# [WRITTEN TASK]
Omit the images, then print each record below exactly as it reads.

### RECORDS SUPPLIED

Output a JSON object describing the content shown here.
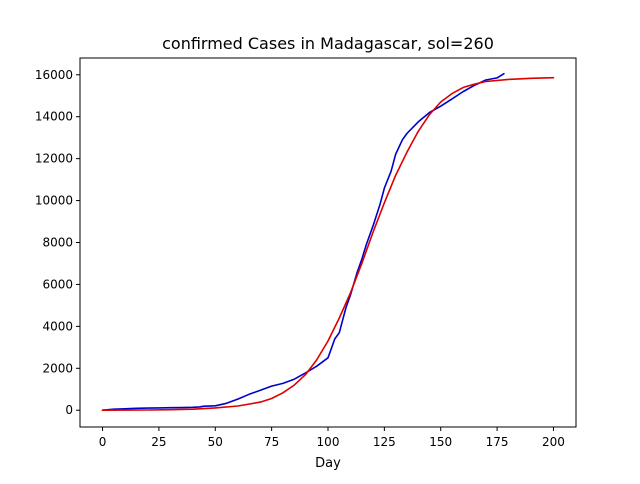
{
  "chart_data": {
    "type": "line",
    "title": "confirmed Cases in Madagascar, sol=260",
    "xlabel": "Day",
    "ylabel": "",
    "xlim": [
      -10,
      210
    ],
    "ylim": [
      -800,
      16800
    ],
    "xticks": [
      0,
      25,
      50,
      75,
      100,
      125,
      150,
      175,
      200
    ],
    "yticks": [
      0,
      2000,
      4000,
      6000,
      8000,
      10000,
      12000,
      14000,
      16000
    ],
    "grid": false,
    "series": [
      {
        "color": "#0000cc",
        "x": [
          0,
          5,
          10,
          15,
          20,
          25,
          30,
          35,
          40,
          43,
          45,
          50,
          55,
          60,
          65,
          70,
          75,
          80,
          85,
          90,
          95,
          100,
          103,
          105,
          108,
          110,
          113,
          115,
          117,
          120,
          123,
          125,
          128,
          130,
          133,
          135,
          140,
          145,
          150,
          155,
          160,
          165,
          170,
          175,
          178
        ],
        "y": [
          0,
          50,
          70,
          90,
          100,
          110,
          120,
          125,
          140,
          160,
          190,
          210,
          330,
          530,
          760,
          950,
          1150,
          1280,
          1480,
          1780,
          2100,
          2500,
          3400,
          3700,
          4900,
          5500,
          6600,
          7200,
          7900,
          8800,
          9800,
          10600,
          11400,
          12200,
          12900,
          13200,
          13750,
          14200,
          14500,
          14850,
          15200,
          15500,
          15750,
          15850,
          16050
        ]
      },
      {
        "color": "#dd0000",
        "x": [
          0,
          10,
          20,
          30,
          40,
          50,
          60,
          70,
          75,
          80,
          85,
          90,
          95,
          100,
          105,
          110,
          115,
          120,
          125,
          130,
          135,
          140,
          145,
          150,
          155,
          160,
          165,
          170,
          180,
          190,
          200
        ],
        "y": [
          0,
          5,
          10,
          25,
          50,
          110,
          200,
          390,
          560,
          830,
          1200,
          1700,
          2400,
          3300,
          4400,
          5600,
          7000,
          8500,
          9900,
          11200,
          12300,
          13300,
          14100,
          14700,
          15100,
          15400,
          15550,
          15680,
          15780,
          15830,
          15860
        ]
      }
    ]
  }
}
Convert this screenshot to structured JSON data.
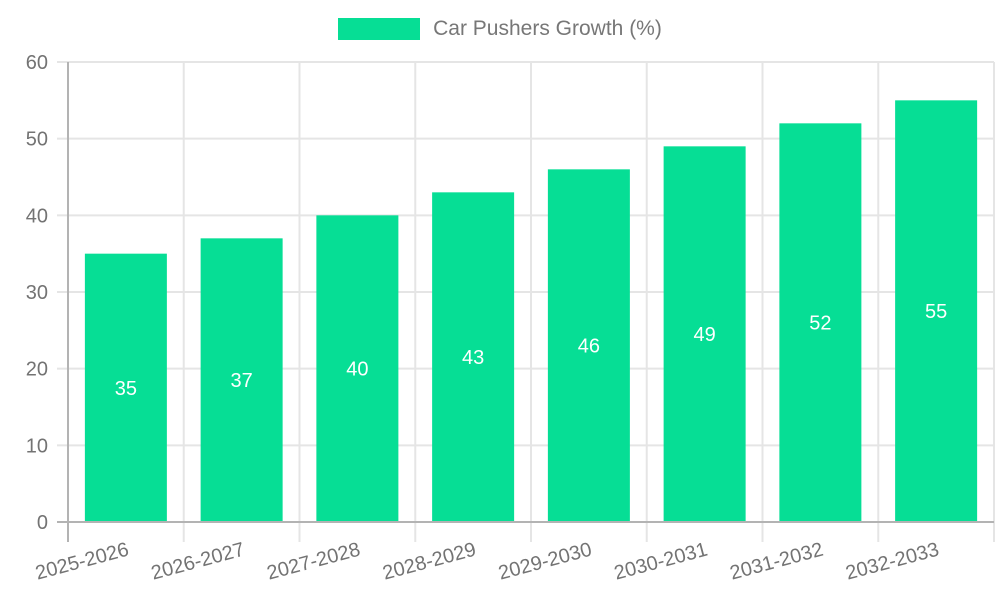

######

# [THE SOLUTION]
Output a JSON object describing the content shown here.
{
  "chart_data": {
    "type": "line",
    "title": "confirmed Cases in Madagascar, sol=260",
    "xlabel": "Day",
    "ylabel": "",
    "xlim": [
      -10,
      210
    ],
    "ylim": [
      -800,
      16800
    ],
    "xticks": [
      0,
      25,
      50,
      75,
      100,
      125,
      150,
      175,
      200
    ],
    "yticks": [
      0,
      2000,
      4000,
      6000,
      8000,
      10000,
      12000,
      14000,
      16000
    ],
    "grid": false,
    "series": [
      {
        "color": "#0000cc",
        "x": [
          0,
          5,
          10,
          15,
          20,
          25,
          30,
          35,
          40,
          43,
          45,
          50,
          55,
          60,
          65,
          70,
          75,
          80,
          85,
          90,
          95,
          100,
          103,
          105,
          108,
          110,
          113,
          115,
          117,
          120,
          123,
          125,
          128,
          130,
          133,
          135,
          140,
          145,
          150,
          155,
          160,
          165,
          170,
          175,
          178
        ],
        "y": [
          0,
          50,
          70,
          90,
          100,
          110,
          120,
          125,
          140,
          160,
          190,
          210,
          330,
          530,
          760,
          950,
          1150,
          1280,
          1480,
          1780,
          2100,
          2500,
          3400,
          3700,
          4900,
          5500,
          6600,
          7200,
          7900,
          8800,
          9800,
          10600,
          11400,
          12200,
          12900,
          13200,
          13750,
          14200,
          14500,
          14850,
          15200,
          15500,
          15750,
          15850,
          16050
        ]
      },
      {
        "color": "#dd0000",
        "x": [
          0,
          10,
          20,
          30,
          40,
          50,
          60,
          70,
          75,
          80,
          85,
          90,
          95,
          100,
          105,
          110,
          115,
          120,
          125,
          130,
          135,
          140,
          145,
          150,
          155,
          160,
          165,
          170,
          180,
          190,
          200
        ],
        "y": [
          0,
          5,
          10,
          25,
          50,
          110,
          200,
          390,
          560,
          830,
          1200,
          1700,
          2400,
          3300,
          4400,
          5600,
          7000,
          8500,
          9900,
          11200,
          12300,
          13300,
          14100,
          14700,
          15100,
          15400,
          15550,
          15680,
          15780,
          15830,
          15860
        ]
      }
    ]
  }
}
Convert this screenshot to structured JSON data.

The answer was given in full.